### DATA SHOWN:
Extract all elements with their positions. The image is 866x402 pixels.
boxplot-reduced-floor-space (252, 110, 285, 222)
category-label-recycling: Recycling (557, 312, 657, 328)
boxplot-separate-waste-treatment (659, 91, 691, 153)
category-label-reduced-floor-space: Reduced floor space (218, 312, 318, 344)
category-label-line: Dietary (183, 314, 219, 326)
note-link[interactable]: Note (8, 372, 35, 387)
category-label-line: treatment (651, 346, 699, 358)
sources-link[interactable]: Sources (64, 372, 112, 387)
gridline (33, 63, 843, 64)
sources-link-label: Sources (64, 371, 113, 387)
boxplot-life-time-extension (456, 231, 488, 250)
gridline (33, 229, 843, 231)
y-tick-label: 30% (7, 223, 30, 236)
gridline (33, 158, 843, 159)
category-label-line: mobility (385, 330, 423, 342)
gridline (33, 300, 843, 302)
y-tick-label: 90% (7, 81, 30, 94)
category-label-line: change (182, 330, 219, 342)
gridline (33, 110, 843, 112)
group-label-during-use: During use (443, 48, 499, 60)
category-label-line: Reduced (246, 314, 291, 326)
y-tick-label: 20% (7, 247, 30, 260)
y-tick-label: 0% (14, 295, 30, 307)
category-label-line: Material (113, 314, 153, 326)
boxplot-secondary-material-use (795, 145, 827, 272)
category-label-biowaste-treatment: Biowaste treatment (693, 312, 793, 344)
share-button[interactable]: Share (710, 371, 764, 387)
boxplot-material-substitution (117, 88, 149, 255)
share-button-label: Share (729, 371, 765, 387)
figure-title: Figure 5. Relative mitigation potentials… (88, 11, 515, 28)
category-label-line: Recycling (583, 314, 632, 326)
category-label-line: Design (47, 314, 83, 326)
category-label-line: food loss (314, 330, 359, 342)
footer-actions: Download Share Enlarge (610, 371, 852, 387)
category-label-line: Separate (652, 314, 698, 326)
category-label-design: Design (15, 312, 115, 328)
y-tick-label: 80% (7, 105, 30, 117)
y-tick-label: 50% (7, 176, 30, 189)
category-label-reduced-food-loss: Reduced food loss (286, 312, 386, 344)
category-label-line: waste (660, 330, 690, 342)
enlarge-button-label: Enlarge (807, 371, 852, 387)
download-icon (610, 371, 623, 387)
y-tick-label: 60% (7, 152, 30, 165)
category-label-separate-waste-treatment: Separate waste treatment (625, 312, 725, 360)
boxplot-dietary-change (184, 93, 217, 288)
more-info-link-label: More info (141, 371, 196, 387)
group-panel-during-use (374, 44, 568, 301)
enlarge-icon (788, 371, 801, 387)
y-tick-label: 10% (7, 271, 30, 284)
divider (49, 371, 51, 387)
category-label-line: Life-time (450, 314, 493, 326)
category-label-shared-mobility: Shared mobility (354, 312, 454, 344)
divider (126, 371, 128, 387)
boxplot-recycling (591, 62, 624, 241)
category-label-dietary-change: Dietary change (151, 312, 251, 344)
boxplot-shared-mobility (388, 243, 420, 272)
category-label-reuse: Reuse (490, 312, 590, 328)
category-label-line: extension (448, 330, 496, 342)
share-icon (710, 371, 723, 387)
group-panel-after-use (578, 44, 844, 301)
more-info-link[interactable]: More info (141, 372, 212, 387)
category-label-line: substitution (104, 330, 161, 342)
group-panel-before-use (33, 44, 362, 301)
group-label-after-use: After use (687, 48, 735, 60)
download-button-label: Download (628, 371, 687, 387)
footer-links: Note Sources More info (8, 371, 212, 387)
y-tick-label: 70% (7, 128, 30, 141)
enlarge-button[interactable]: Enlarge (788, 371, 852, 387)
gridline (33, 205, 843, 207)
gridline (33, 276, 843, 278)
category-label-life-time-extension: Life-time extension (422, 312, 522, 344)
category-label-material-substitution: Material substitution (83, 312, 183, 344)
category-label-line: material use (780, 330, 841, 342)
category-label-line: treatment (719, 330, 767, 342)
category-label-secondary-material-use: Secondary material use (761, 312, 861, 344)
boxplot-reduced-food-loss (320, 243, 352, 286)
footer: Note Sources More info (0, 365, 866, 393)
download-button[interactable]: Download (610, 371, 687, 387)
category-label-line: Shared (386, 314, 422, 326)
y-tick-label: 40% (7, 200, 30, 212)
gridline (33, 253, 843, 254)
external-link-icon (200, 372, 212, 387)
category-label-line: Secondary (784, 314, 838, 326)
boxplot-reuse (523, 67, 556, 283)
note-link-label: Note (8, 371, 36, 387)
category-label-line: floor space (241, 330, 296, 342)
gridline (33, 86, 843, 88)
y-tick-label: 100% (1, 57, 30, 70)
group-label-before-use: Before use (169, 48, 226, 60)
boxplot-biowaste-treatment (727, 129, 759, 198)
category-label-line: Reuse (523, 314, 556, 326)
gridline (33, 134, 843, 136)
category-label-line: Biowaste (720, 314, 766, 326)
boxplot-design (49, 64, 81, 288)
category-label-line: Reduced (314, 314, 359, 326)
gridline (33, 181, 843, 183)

### AIM:
Transcribe the records above line for line, leaving every character as it is.

### SOLVED EXERCISE:
Extract all elements with their positions. The image is 866x402 pixels.
boxplot-reduced-floor-space (252, 110, 285, 222)
category-label-recycling: Recycling (557, 312, 657, 328)
boxplot-separate-waste-treatment (659, 91, 691, 153)
category-label-reduced-floor-space: Reduced floor space (218, 312, 318, 344)
category-label-line: Dietary (183, 314, 219, 326)
note-link[interactable]: Note (8, 372, 35, 387)
category-label-line: treatment (651, 346, 699, 358)
sources-link[interactable]: Sources (64, 372, 112, 387)
gridline (33, 63, 843, 64)
sources-link-label: Sources (64, 371, 113, 387)
boxplot-life-time-extension (456, 231, 488, 250)
gridline (33, 229, 843, 231)
y-tick-label: 30% (7, 223, 30, 236)
gridline (33, 158, 843, 159)
category-label-line: mobility (385, 330, 423, 342)
gridline (33, 300, 843, 302)
y-tick-label: 90% (7, 81, 30, 94)
category-label-line: change (182, 330, 219, 342)
gridline (33, 110, 843, 112)
group-label-during-use: During use (443, 48, 499, 60)
category-label-line: Reduced (246, 314, 291, 326)
y-tick-label: 20% (7, 247, 30, 260)
y-tick-label: 0% (14, 295, 30, 307)
category-label-line: Material (113, 314, 153, 326)
boxplot-secondary-material-use (795, 145, 827, 272)
category-label-biowaste-treatment: Biowaste treatment (693, 312, 793, 344)
share-button[interactable]: Share (710, 371, 764, 387)
boxplot-material-substitution (117, 88, 149, 255)
share-button-label: Share (729, 371, 765, 387)
figure-title: Figure 5. Relative mitigation potentials… (88, 11, 515, 28)
category-label-line: Recycling (583, 314, 632, 326)
category-label-line: Design (47, 314, 83, 326)
category-label-line: food loss (314, 330, 359, 342)
footer-actions: Download Share Enlarge (610, 371, 852, 387)
category-label-line: Separate (652, 314, 698, 326)
category-label-design: Design (15, 312, 115, 328)
y-tick-label: 80% (7, 105, 30, 117)
y-tick-label: 50% (7, 176, 30, 189)
category-label-reduced-food-loss: Reduced food loss (286, 312, 386, 344)
category-label-line: waste (660, 330, 690, 342)
enlarge-button-label: Enlarge (807, 371, 852, 387)
download-icon (610, 371, 623, 387)
y-tick-label: 60% (7, 152, 30, 165)
category-label-separate-waste-treatment: Separate waste treatment (625, 312, 725, 360)
boxplot-dietary-change (184, 93, 217, 288)
more-info-link-label: More info (141, 371, 196, 387)
group-panel-during-use (374, 44, 568, 301)
enlarge-icon (788, 371, 801, 387)
y-tick-label: 10% (7, 271, 30, 284)
divider (49, 371, 51, 387)
category-label-line: Life-time (450, 314, 493, 326)
category-label-shared-mobility: Shared mobility (354, 312, 454, 344)
divider (126, 371, 128, 387)
boxplot-recycling (591, 62, 624, 241)
category-label-dietary-change: Dietary change (151, 312, 251, 344)
boxplot-shared-mobility (388, 243, 420, 272)
category-label-reuse: Reuse (490, 312, 590, 328)
category-label-line: extension (448, 330, 496, 342)
share-icon (710, 371, 723, 387)
group-panel-after-use (578, 44, 844, 301)
more-info-link[interactable]: More info (141, 372, 212, 387)
category-label-line: substitution (104, 330, 161, 342)
group-panel-before-use (33, 44, 362, 301)
group-label-after-use: After use (687, 48, 735, 60)
download-button-label: Download (628, 371, 687, 387)
footer-links: Note Sources More info (8, 371, 212, 387)
y-tick-label: 70% (7, 128, 30, 141)
enlarge-button[interactable]: Enlarge (788, 371, 852, 387)
gridline (33, 205, 843, 207)
gridline (33, 276, 843, 278)
category-label-life-time-extension: Life-time extension (422, 312, 522, 344)
category-label-material-substitution: Material substitution (83, 312, 183, 344)
category-label-line: material use (780, 330, 841, 342)
category-label-line: treatment (719, 330, 767, 342)
category-label-secondary-material-use: Secondary material use (761, 312, 861, 344)
boxplot-reduced-food-loss (320, 243, 352, 286)
footer: Note Sources More info (0, 365, 866, 393)
download-button[interactable]: Download (610, 371, 687, 387)
category-label-line: Shared (386, 314, 422, 326)
y-tick-label: 40% (7, 200, 30, 212)
gridline (33, 253, 843, 254)
external-link-icon (200, 372, 212, 387)
category-label-line: Secondary (784, 314, 838, 326)
boxplot-reuse (523, 67, 556, 283)
note-link-label: Note (8, 371, 36, 387)
category-label-line: floor space (241, 330, 296, 342)
gridline (33, 86, 843, 88)
y-tick-label: 100% (1, 57, 30, 70)
group-label-before-use: Before use (169, 48, 226, 60)
boxplot-biowaste-treatment (727, 129, 759, 198)
category-label-line: Reuse (523, 314, 556, 326)
gridline (33, 134, 843, 136)
category-label-line: Biowaste (720, 314, 766, 326)
boxplot-design (49, 64, 81, 288)
category-label-line: Reduced (314, 314, 359, 326)
gridline (33, 181, 843, 183)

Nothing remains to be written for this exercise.